--- START OF Data rows ---

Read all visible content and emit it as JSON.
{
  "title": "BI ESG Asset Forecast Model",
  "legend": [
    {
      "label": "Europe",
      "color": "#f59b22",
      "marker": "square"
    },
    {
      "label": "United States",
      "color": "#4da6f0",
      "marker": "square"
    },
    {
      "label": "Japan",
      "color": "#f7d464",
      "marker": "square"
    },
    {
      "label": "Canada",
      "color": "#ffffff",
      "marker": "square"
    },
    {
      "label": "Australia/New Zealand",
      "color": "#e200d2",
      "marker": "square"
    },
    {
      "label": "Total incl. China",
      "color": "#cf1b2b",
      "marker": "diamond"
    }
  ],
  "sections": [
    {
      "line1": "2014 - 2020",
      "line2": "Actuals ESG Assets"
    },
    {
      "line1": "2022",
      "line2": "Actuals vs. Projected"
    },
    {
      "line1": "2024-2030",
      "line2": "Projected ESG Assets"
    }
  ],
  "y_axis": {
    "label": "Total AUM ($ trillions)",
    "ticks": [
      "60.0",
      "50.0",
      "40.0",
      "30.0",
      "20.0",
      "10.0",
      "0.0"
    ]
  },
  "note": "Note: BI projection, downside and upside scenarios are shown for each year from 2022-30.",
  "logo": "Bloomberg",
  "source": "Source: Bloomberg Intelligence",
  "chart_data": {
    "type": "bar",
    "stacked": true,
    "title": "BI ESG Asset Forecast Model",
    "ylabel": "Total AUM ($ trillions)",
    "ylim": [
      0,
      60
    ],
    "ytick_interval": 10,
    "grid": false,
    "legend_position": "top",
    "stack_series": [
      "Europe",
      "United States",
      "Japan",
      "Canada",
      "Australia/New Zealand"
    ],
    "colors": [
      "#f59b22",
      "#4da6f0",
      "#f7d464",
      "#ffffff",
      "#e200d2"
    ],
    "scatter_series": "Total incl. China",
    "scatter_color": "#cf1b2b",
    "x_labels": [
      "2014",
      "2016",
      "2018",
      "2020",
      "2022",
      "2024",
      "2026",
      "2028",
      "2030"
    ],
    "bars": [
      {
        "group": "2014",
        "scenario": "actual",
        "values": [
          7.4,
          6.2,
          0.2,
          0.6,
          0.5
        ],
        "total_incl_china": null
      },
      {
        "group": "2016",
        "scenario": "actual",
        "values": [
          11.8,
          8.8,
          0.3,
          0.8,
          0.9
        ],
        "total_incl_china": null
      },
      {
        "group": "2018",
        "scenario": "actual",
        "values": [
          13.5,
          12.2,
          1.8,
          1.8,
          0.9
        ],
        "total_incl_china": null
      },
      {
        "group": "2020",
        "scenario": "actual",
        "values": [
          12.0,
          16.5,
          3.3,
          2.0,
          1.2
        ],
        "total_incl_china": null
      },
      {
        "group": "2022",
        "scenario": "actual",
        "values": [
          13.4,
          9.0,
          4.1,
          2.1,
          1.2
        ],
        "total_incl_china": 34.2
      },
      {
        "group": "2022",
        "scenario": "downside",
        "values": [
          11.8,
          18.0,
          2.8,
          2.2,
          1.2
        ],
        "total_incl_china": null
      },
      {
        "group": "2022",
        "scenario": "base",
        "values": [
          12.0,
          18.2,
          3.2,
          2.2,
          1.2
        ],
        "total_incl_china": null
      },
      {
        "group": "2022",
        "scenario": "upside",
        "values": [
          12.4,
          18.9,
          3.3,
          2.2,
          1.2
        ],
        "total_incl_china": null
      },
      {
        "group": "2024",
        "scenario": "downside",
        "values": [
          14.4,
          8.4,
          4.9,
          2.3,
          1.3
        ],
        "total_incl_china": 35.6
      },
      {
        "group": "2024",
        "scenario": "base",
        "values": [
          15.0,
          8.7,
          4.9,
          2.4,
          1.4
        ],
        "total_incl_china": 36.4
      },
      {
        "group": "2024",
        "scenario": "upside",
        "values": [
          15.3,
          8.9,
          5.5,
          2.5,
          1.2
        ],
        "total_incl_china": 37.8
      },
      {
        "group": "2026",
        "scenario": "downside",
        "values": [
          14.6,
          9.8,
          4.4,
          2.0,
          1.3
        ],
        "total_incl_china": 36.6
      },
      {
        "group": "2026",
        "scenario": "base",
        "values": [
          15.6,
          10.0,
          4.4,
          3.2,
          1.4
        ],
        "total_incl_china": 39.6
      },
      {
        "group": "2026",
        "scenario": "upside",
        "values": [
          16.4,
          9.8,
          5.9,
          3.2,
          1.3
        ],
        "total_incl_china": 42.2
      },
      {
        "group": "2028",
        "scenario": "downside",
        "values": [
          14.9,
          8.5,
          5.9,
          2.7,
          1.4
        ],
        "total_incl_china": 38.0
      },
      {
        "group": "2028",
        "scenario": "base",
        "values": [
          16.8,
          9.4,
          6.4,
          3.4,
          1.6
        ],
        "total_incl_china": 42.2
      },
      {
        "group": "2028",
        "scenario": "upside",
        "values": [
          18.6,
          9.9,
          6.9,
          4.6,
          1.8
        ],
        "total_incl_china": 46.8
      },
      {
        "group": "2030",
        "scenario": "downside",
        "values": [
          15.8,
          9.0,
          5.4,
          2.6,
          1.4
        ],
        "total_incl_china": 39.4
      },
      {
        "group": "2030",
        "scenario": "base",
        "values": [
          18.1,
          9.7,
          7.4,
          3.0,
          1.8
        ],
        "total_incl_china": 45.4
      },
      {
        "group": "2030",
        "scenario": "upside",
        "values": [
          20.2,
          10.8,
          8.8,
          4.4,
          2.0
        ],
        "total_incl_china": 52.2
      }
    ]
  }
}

--- END OF Data rows ---

Exercise brief: Repeat every record exactly as written, please.

Output for this task:
Read all visible content and emit it as JSON.
{
  "title": "BI ESG Asset Forecast Model",
  "legend": [
    {
      "label": "Europe",
      "color": "#f59b22",
      "marker": "square"
    },
    {
      "label": "United States",
      "color": "#4da6f0",
      "marker": "square"
    },
    {
      "label": "Japan",
      "color": "#f7d464",
      "marker": "square"
    },
    {
      "label": "Canada",
      "color": "#ffffff",
      "marker": "square"
    },
    {
      "label": "Australia/New Zealand",
      "color": "#e200d2",
      "marker": "square"
    },
    {
      "label": "Total incl. China",
      "color": "#cf1b2b",
      "marker": "diamond"
    }
  ],
  "sections": [
    {
      "line1": "2014 - 2020",
      "line2": "Actuals ESG Assets"
    },
    {
      "line1": "2022",
      "line2": "Actuals vs. Projected"
    },
    {
      "line1": "2024-2030",
      "line2": "Projected ESG Assets"
    }
  ],
  "y_axis": {
    "label": "Total AUM ($ trillions)",
    "ticks": [
      "60.0",
      "50.0",
      "40.0",
      "30.0",
      "20.0",
      "10.0",
      "0.0"
    ]
  },
  "note": "Note: BI projection, downside and upside scenarios are shown for each year from 2022-30.",
  "logo": "Bloomberg",
  "source": "Source: Bloomberg Intelligence",
  "chart_data": {
    "type": "bar",
    "stacked": true,
    "title": "BI ESG Asset Forecast Model",
    "ylabel": "Total AUM ($ trillions)",
    "ylim": [
      0,
      60
    ],
    "ytick_interval": 10,
    "grid": false,
    "legend_position": "top",
    "stack_series": [
      "Europe",
      "United States",
      "Japan",
      "Canada",
      "Australia/New Zealand"
    ],
    "colors": [
      "#f59b22",
      "#4da6f0",
      "#f7d464",
      "#ffffff",
      "#e200d2"
    ],
    "scatter_series": "Total incl. China",
    "scatter_color": "#cf1b2b",
    "x_labels": [
      "2014",
      "2016",
      "2018",
      "2020",
      "2022",
      "2024",
      "2026",
      "2028",
      "2030"
    ],
    "bars": [
      {
        "group": "2014",
        "scenario": "actual",
        "values": [
          7.4,
          6.2,
          0.2,
          0.6,
          0.5
        ],
        "total_incl_china": null
      },
      {
        "group": "2016",
        "scenario": "actual",
        "values": [
          11.8,
          8.8,
          0.3,
          0.8,
          0.9
        ],
        "total_incl_china": null
      },
      {
        "group": "2018",
        "scenario": "actual",
        "values": [
          13.5,
          12.2,
          1.8,
          1.8,
          0.9
        ],
        "total_incl_china": null
      },
      {
        "group": "2020",
        "scenario": "actual",
        "values": [
          12.0,
          16.5,
          3.3,
          2.0,
          1.2
        ],
        "total_incl_china": null
      },
      {
        "group": "2022",
        "scenario": "actual",
        "values": [
          13.4,
          9.0,
          4.1,
          2.1,
          1.2
        ],
        "total_incl_china": 34.2
      },
      {
        "group": "2022",
        "scenario": "downside",
        "values": [
          11.8,
          18.0,
          2.8,
          2.2,
          1.2
        ],
        "total_incl_china": null
      },
      {
        "group": "2022",
        "scenario": "base",
        "values": [
          12.0,
          18.2,
          3.2,
          2.2,
          1.2
        ],
        "total_incl_china": null
      },
      {
        "group": "2022",
        "scenario": "upside",
        "values": [
          12.4,
          18.9,
          3.3,
          2.2,
          1.2
        ],
        "total_incl_china": null
      },
      {
        "group": "2024",
        "scenario": "downside",
        "values": [
          14.4,
          8.4,
          4.9,
          2.3,
          1.3
        ],
        "total_incl_china": 35.6
      },
      {
        "group": "2024",
        "scenario": "base",
        "values": [
          15.0,
          8.7,
          4.9,
          2.4,
          1.4
        ],
        "total_incl_china": 36.4
      },
      {
        "group": "2024",
        "scenario": "upside",
        "values": [
          15.3,
          8.9,
          5.5,
          2.5,
          1.2
        ],
        "total_incl_china": 37.8
      },
      {
        "group": "2026",
        "scenario": "downside",
        "values": [
          14.6,
          9.8,
          4.4,
          2.0,
          1.3
        ],
        "total_incl_china": 36.6
      },
      {
        "group": "2026",
        "scenario": "base",
        "values": [
          15.6,
          10.0,
          4.4,
          3.2,
          1.4
        ],
        "total_incl_china": 39.6
      },
      {
        "group": "2026",
        "scenario": "upside",
        "values": [
          16.4,
          9.8,
          5.9,
          3.2,
          1.3
        ],
        "total_incl_china": 42.2
      },
      {
        "group": "2028",
        "scenario": "downside",
        "values": [
          14.9,
          8.5,
          5.9,
          2.7,
          1.4
        ],
        "total_incl_china": 38.0
      },
      {
        "group": "2028",
        "scenario": "base",
        "values": [
          16.8,
          9.4,
          6.4,
          3.4,
          1.6
        ],
        "total_incl_china": 42.2
      },
      {
        "group": "2028",
        "scenario": "upside",
        "values": [
          18.6,
          9.9,
          6.9,
          4.6,
          1.8
        ],
        "total_incl_china": 46.8
      },
      {
        "group": "2030",
        "scenario": "downside",
        "values": [
          15.8,
          9.0,
          5.4,
          2.6,
          1.4
        ],
        "total_incl_china": 39.4
      },
      {
        "group": "2030",
        "scenario": "base",
        "values": [
          18.1,
          9.7,
          7.4,
          3.0,
          1.8
        ],
        "total_incl_china": 45.4
      },
      {
        "group": "2030",
        "scenario": "upside",
        "values": [
          20.2,
          10.8,
          8.8,
          4.4,
          2.0
        ],
        "total_incl_china": 52.2
      }
    ]
  }
}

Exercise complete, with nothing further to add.